(Stored data)
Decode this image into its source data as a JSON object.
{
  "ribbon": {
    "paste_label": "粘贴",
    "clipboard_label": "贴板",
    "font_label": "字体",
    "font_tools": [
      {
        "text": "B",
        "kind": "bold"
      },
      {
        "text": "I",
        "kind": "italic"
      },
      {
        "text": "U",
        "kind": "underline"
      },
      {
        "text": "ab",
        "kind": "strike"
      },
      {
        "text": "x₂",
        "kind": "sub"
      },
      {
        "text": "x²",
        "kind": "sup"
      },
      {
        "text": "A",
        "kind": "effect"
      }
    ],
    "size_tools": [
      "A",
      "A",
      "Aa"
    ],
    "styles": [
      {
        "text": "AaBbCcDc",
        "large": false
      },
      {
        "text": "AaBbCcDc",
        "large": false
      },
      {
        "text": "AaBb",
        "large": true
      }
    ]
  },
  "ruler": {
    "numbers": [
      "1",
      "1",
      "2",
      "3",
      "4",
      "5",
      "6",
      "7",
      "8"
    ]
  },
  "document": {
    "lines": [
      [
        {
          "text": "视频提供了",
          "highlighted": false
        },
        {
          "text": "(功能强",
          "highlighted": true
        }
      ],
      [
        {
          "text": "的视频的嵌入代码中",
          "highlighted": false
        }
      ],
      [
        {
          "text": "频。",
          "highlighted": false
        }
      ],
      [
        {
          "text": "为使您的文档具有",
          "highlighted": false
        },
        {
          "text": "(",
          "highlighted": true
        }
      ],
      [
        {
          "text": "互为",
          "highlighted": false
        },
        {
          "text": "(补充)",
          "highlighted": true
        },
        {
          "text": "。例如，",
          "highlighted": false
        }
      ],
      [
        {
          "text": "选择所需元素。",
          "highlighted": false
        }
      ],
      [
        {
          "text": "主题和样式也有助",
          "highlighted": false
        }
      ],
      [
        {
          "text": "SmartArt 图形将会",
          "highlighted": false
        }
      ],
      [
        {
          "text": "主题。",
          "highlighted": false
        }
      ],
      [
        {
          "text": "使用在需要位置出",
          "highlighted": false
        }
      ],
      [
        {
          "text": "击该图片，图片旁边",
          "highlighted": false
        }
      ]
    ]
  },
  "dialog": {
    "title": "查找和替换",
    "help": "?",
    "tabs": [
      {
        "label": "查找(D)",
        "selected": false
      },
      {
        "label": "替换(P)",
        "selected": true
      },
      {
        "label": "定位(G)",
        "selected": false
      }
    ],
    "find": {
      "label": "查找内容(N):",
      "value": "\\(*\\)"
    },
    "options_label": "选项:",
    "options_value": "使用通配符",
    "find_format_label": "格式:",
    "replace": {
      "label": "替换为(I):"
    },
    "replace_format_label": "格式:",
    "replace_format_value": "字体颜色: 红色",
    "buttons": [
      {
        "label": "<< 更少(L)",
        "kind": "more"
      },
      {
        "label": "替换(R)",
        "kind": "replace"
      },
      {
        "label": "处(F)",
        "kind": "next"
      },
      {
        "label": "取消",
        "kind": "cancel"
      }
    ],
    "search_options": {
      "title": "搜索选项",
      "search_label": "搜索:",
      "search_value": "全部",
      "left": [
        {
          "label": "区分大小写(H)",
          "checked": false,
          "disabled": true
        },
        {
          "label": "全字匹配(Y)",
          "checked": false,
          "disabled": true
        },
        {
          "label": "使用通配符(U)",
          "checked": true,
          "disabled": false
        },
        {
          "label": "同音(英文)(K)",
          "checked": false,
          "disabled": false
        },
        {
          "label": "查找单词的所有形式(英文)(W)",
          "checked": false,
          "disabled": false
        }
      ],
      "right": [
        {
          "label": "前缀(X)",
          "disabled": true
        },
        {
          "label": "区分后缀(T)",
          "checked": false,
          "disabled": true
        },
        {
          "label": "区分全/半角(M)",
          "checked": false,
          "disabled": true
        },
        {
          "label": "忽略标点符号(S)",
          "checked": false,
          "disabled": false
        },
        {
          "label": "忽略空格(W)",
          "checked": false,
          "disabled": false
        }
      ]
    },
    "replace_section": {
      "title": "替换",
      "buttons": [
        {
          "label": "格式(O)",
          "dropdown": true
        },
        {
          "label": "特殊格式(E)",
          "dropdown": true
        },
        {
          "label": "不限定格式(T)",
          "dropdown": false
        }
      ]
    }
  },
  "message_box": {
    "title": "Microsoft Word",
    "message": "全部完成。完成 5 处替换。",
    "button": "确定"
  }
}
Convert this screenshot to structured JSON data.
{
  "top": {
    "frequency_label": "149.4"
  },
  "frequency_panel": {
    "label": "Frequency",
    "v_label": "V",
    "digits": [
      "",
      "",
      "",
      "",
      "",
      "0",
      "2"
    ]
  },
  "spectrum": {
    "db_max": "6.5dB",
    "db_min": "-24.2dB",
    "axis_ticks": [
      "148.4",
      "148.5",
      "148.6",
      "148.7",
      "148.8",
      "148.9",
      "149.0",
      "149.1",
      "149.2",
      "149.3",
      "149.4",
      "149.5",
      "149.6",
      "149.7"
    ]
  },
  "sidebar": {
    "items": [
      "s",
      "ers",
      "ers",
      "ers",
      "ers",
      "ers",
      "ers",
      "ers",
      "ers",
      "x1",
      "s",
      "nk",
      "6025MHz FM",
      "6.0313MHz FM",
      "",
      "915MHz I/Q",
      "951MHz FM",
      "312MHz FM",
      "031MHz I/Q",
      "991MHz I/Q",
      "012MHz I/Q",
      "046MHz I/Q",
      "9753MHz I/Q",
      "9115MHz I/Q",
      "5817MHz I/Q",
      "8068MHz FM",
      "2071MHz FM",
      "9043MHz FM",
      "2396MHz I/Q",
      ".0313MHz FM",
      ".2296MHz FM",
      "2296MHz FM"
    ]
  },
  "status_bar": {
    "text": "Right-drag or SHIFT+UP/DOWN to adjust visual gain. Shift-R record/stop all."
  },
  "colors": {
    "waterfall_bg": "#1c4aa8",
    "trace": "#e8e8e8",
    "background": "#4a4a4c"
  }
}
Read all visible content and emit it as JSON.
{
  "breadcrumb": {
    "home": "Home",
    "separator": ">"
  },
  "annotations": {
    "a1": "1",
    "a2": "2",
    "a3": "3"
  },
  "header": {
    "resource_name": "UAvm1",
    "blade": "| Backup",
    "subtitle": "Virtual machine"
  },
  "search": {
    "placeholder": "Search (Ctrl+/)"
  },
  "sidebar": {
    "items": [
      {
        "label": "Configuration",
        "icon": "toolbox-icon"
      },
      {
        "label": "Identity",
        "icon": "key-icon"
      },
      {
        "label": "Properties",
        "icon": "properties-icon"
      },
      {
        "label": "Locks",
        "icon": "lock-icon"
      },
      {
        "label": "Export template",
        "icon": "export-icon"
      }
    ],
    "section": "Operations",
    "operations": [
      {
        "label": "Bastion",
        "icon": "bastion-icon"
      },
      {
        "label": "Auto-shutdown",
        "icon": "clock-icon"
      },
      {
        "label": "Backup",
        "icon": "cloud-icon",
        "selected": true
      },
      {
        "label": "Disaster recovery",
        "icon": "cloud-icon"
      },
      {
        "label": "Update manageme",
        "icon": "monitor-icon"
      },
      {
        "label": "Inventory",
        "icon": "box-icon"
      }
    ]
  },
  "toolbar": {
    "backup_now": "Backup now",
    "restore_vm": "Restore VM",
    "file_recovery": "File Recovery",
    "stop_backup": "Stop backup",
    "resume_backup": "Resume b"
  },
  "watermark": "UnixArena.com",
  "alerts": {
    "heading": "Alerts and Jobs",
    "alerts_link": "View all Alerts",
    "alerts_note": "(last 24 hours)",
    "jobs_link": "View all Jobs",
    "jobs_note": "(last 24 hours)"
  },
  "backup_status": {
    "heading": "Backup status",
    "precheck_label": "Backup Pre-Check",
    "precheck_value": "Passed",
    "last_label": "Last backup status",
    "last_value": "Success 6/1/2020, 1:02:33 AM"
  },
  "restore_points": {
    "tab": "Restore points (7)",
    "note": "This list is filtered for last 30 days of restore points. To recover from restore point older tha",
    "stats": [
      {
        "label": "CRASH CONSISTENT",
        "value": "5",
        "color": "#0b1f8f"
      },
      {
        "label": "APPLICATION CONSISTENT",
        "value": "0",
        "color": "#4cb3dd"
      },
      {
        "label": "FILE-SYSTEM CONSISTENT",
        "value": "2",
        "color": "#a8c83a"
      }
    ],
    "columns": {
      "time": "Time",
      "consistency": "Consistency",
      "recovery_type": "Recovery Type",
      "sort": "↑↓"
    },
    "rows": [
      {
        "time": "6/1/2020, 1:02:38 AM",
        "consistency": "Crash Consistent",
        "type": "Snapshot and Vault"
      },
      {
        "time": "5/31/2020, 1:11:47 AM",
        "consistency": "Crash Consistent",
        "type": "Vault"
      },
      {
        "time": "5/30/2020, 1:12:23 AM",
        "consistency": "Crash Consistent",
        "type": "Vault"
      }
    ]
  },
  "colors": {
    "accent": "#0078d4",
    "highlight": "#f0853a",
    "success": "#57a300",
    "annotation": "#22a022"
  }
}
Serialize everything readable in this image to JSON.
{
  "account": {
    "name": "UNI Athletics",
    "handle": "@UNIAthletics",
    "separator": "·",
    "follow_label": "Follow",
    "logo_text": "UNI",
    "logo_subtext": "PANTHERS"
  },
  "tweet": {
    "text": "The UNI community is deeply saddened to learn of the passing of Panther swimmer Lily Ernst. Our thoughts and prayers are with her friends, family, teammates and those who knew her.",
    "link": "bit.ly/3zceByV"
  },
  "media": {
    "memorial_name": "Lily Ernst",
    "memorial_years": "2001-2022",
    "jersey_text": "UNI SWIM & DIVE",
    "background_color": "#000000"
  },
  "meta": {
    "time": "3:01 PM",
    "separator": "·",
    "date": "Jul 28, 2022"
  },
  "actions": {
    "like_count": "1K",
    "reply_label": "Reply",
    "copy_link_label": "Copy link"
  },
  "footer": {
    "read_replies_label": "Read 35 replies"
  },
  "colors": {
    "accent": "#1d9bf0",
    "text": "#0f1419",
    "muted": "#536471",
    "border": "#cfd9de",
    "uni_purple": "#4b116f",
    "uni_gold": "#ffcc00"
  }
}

__SET TASK__.
Point out every line holding the string "Lily" and copy it.

__TASK RESPONSE__.
    "text": "The UNI community is deeply saddened to learn of the passing of Panther swimmer Lily Ernst. Our thoughts and prayers are with her friends, family, teammates and those who knew her.",
    "memorial_name": "Lily Ernst",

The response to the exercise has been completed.